Copy the full set of lines exactly as given.

━━ Information supplied

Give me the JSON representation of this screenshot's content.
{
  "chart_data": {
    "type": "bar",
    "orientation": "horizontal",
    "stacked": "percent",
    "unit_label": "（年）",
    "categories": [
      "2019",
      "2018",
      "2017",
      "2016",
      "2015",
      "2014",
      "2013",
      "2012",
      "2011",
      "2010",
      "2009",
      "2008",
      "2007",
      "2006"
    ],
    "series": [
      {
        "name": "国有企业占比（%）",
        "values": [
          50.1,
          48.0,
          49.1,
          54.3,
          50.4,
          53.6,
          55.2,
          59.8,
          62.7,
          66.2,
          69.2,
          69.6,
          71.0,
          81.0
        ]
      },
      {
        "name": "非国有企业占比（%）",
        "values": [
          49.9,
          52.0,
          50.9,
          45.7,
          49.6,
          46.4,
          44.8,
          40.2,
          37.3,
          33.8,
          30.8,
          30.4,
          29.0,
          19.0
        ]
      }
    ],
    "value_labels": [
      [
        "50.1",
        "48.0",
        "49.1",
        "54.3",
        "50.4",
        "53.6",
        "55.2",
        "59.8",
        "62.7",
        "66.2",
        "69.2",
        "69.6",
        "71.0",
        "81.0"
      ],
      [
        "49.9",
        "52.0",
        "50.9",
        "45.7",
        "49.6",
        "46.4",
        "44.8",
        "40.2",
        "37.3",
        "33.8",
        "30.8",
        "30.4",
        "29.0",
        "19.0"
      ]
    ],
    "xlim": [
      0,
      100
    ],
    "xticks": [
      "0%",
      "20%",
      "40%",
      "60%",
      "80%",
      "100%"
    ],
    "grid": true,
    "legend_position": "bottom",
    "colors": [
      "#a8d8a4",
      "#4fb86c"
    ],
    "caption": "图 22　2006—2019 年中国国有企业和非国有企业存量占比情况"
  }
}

━━━━

Answer to this problem -
Give me the JSON representation of this screenshot's content.
{
  "chart_data": {
    "type": "bar",
    "orientation": "horizontal",
    "stacked": "percent",
    "unit_label": "（年）",
    "categories": [
      "2019",
      "2018",
      "2017",
      "2016",
      "2015",
      "2014",
      "2013",
      "2012",
      "2011",
      "2010",
      "2009",
      "2008",
      "2007",
      "2006"
    ],
    "series": [
      {
        "name": "国有企业占比（%）",
        "values": [
          50.1,
          48.0,
          49.1,
          54.3,
          50.4,
          53.6,
          55.2,
          59.8,
          62.7,
          66.2,
          69.2,
          69.6,
          71.0,
          81.0
        ]
      },
      {
        "name": "非国有企业占比（%）",
        "values": [
          49.9,
          52.0,
          50.9,
          45.7,
          49.6,
          46.4,
          44.8,
          40.2,
          37.3,
          33.8,
          30.8,
          30.4,
          29.0,
          19.0
        ]
      }
    ],
    "value_labels": [
      [
        "50.1",
        "48.0",
        "49.1",
        "54.3",
        "50.4",
        "53.6",
        "55.2",
        "59.8",
        "62.7",
        "66.2",
        "69.2",
        "69.6",
        "71.0",
        "81.0"
      ],
      [
        "49.9",
        "52.0",
        "50.9",
        "45.7",
        "49.6",
        "46.4",
        "44.8",
        "40.2",
        "37.3",
        "33.8",
        "30.8",
        "30.4",
        "29.0",
        "19.0"
      ]
    ],
    "xlim": [
      0,
      100
    ],
    "xticks": [
      "0%",
      "20%",
      "40%",
      "60%",
      "80%",
      "100%"
    ],
    "grid": true,
    "legend_position": "bottom",
    "colors": [
      "#a8d8a4",
      "#4fb86c"
    ],
    "caption": "图 22　2006—2019 年中国国有企业和非国有企业存量占比情况"
  }
}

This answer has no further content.